== What is needed ==
Give the number of lines holding the string "takımın" and nothing more.

## begin Entries

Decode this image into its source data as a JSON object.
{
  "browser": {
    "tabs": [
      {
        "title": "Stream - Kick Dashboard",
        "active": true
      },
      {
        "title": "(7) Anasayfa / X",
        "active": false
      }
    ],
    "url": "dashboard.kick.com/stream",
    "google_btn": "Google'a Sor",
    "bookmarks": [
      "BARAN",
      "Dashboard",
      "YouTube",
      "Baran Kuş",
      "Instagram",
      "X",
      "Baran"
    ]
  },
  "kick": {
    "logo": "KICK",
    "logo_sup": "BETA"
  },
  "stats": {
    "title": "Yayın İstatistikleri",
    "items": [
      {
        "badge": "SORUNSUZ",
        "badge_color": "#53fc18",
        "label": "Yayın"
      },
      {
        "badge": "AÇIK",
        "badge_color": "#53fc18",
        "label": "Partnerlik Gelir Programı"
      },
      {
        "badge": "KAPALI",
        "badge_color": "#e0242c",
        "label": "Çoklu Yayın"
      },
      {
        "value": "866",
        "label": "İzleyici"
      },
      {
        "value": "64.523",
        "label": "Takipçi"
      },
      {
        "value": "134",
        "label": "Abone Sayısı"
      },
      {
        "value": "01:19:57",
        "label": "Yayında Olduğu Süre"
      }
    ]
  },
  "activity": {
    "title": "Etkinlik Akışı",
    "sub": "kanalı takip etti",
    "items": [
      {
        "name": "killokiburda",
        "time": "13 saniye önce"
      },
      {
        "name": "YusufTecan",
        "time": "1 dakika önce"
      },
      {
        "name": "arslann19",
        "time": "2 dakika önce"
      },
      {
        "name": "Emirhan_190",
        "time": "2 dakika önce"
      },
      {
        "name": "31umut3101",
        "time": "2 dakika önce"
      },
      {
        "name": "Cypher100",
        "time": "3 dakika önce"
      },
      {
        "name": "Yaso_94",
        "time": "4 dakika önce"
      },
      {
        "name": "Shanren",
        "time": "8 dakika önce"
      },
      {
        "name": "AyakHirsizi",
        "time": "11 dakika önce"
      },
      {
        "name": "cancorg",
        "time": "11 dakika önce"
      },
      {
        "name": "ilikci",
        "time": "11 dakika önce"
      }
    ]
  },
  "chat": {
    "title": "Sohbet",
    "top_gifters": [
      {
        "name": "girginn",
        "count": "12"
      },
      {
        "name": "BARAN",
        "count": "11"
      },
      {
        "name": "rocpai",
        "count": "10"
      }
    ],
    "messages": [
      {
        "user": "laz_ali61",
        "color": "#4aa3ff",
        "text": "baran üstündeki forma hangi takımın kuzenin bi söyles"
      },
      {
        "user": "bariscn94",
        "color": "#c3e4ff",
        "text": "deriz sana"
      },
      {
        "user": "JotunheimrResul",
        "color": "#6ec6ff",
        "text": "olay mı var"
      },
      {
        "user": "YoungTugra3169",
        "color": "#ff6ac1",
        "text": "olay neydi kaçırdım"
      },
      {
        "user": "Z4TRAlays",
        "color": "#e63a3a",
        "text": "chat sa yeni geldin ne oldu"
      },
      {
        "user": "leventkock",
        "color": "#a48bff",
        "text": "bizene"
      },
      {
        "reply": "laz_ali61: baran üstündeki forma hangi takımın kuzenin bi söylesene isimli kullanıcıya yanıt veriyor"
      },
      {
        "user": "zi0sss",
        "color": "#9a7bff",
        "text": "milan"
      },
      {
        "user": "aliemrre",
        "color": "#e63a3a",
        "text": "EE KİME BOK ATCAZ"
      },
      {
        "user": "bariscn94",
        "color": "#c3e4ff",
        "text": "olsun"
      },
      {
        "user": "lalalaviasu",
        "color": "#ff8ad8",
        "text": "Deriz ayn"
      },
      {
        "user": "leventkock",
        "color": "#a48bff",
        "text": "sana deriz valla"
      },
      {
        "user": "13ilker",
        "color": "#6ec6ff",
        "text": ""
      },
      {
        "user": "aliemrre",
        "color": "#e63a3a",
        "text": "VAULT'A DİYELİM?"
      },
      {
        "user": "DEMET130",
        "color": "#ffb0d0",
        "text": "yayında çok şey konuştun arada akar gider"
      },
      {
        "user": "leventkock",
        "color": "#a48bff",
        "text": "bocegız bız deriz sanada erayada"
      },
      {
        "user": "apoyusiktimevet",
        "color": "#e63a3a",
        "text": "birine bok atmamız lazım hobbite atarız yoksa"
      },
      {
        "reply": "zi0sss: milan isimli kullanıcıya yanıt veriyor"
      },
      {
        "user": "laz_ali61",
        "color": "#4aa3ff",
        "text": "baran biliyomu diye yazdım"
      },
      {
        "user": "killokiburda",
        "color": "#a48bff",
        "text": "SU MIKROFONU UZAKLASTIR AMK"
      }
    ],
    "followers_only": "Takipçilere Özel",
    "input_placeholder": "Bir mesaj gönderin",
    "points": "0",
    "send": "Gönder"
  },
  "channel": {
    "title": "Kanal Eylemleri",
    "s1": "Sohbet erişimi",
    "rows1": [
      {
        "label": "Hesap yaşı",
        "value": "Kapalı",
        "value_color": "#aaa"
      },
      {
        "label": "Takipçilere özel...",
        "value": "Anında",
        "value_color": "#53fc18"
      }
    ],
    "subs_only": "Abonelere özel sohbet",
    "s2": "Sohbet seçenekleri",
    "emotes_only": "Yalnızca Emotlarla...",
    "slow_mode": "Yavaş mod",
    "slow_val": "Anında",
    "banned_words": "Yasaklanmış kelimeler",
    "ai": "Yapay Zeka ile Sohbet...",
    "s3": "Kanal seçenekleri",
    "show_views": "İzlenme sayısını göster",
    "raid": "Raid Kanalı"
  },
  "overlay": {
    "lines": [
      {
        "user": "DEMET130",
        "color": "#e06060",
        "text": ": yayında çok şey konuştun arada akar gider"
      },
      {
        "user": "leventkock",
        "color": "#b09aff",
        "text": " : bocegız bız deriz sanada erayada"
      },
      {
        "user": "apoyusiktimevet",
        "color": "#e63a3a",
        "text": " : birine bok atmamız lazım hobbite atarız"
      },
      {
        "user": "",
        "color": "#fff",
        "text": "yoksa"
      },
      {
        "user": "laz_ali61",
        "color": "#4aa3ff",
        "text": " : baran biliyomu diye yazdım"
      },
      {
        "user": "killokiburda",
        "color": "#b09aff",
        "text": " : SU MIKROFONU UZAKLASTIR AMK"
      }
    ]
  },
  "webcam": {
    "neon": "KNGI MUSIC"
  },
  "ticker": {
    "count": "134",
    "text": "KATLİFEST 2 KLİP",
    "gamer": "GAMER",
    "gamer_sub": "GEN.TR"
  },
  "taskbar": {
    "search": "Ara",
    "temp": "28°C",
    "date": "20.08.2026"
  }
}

## end Entries

== Result ==
2